Task directions:
Each line that holds the word "ولئن" counts once; report the total and nothing else.

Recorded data

━━━━

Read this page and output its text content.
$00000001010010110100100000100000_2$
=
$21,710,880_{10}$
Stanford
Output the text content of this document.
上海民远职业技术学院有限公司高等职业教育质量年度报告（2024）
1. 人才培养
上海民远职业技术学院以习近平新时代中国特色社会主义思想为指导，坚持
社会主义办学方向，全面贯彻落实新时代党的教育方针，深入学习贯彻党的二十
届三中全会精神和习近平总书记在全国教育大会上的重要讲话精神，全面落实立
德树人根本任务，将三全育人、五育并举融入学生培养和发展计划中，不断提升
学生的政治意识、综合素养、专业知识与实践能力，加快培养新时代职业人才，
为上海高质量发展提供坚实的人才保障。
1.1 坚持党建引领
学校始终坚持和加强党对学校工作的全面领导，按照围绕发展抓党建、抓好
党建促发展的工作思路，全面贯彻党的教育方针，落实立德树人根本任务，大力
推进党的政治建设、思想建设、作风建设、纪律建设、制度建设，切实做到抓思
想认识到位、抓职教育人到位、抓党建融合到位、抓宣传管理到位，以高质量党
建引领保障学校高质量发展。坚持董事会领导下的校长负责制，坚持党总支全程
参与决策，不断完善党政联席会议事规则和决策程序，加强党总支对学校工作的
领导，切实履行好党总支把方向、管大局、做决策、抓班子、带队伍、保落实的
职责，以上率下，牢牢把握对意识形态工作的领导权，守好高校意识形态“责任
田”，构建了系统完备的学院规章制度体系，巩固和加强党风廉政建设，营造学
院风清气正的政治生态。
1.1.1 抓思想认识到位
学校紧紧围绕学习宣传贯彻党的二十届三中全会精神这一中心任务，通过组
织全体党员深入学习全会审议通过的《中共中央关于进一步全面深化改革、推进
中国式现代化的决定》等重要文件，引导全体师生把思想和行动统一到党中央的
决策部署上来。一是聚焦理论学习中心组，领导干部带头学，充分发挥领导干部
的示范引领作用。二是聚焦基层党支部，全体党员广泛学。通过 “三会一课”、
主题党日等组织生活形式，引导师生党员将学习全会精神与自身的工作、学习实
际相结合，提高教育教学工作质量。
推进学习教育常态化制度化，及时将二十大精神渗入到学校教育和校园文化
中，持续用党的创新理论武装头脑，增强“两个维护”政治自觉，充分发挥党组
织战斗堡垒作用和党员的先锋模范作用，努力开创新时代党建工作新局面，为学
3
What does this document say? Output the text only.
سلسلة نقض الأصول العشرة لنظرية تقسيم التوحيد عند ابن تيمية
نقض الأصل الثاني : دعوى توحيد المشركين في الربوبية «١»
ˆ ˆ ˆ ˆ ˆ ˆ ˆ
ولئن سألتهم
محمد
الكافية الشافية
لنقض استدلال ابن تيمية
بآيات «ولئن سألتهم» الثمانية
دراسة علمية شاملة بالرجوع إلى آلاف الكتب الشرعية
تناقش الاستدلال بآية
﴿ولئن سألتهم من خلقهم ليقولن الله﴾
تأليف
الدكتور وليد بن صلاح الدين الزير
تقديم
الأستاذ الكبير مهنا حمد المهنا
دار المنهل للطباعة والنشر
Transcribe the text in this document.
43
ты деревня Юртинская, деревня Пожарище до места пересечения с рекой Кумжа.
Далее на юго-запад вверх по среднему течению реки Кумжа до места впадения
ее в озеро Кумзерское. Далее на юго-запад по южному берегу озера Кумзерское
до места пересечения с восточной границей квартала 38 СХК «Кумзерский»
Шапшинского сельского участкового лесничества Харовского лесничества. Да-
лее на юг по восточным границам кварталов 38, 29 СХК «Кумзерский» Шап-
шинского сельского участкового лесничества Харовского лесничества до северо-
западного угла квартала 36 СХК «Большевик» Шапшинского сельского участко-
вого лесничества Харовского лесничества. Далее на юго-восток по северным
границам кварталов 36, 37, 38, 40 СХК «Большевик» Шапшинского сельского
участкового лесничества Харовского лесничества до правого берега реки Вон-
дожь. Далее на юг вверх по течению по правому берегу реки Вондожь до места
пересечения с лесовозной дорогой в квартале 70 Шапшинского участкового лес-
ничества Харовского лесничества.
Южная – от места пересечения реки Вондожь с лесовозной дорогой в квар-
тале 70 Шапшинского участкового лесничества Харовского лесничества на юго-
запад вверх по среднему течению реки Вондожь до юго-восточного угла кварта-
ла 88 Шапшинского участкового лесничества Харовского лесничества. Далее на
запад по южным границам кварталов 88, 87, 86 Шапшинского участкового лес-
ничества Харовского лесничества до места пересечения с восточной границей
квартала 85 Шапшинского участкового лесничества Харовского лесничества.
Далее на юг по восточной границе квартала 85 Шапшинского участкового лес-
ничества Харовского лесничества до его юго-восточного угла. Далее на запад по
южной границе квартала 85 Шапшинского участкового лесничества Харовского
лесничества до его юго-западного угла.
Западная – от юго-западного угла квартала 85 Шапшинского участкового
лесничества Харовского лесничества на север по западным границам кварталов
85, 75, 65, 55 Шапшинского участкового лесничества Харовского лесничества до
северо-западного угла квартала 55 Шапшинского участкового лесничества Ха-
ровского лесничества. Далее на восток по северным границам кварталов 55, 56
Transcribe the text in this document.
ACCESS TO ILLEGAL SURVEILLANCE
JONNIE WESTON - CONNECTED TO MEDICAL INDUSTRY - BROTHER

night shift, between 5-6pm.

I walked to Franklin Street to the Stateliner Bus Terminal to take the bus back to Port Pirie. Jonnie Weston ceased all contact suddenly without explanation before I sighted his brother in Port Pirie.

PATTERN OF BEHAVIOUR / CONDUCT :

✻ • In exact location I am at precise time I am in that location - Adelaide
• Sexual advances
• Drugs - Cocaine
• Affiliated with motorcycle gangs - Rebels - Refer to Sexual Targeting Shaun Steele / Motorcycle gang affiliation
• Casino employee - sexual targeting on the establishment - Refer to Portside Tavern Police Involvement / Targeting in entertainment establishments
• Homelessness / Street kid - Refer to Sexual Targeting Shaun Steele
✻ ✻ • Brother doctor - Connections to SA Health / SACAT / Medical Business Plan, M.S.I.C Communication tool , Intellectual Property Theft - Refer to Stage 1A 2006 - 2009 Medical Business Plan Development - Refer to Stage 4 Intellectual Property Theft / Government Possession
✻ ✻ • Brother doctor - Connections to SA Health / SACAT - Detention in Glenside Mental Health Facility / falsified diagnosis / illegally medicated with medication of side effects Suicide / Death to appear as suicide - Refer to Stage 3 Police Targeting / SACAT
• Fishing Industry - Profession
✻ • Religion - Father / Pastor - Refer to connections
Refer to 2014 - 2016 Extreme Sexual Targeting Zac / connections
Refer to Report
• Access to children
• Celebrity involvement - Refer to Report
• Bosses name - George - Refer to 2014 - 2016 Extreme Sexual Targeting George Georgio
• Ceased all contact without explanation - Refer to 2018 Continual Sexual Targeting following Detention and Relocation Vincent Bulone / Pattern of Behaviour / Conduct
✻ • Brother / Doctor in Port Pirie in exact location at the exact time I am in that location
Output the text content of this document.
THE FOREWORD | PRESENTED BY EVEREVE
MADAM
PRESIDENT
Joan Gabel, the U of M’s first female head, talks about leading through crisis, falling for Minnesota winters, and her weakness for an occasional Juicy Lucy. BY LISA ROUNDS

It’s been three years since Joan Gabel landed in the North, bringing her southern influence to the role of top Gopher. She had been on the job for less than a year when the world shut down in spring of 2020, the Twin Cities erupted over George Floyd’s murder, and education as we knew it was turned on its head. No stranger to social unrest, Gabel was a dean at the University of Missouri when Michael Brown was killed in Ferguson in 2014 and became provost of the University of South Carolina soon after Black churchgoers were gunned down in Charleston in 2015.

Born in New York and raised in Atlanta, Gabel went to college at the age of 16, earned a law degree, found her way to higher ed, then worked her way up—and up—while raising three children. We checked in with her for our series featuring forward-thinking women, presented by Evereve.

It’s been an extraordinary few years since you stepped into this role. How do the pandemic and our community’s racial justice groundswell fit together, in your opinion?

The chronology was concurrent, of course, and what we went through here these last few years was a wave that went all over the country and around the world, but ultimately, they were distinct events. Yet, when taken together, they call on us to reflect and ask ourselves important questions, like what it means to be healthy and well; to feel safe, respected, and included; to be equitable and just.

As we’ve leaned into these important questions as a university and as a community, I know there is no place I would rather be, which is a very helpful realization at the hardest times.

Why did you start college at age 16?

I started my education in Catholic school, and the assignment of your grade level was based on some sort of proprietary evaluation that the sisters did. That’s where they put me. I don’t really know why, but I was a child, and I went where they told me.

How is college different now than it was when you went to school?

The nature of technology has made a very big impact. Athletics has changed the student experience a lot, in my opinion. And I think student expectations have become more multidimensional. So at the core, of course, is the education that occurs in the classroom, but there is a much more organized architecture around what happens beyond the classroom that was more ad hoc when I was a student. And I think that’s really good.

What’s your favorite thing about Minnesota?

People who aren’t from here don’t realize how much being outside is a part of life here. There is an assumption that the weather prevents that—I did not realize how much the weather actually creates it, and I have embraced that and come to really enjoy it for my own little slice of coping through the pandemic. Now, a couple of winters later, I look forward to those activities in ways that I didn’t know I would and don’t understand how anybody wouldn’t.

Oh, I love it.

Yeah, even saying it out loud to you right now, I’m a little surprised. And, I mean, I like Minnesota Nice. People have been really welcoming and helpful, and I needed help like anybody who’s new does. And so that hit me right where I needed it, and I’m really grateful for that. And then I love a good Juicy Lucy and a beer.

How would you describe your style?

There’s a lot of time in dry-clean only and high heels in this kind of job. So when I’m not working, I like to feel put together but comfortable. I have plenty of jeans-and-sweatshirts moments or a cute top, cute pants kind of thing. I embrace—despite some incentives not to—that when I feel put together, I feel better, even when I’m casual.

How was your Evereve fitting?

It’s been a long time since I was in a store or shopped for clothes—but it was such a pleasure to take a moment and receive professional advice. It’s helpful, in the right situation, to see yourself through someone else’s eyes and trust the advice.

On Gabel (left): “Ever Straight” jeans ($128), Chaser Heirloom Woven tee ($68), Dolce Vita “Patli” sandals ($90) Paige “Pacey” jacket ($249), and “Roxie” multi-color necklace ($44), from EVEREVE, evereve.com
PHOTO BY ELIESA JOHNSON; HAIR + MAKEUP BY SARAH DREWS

━━━━

Final result:
3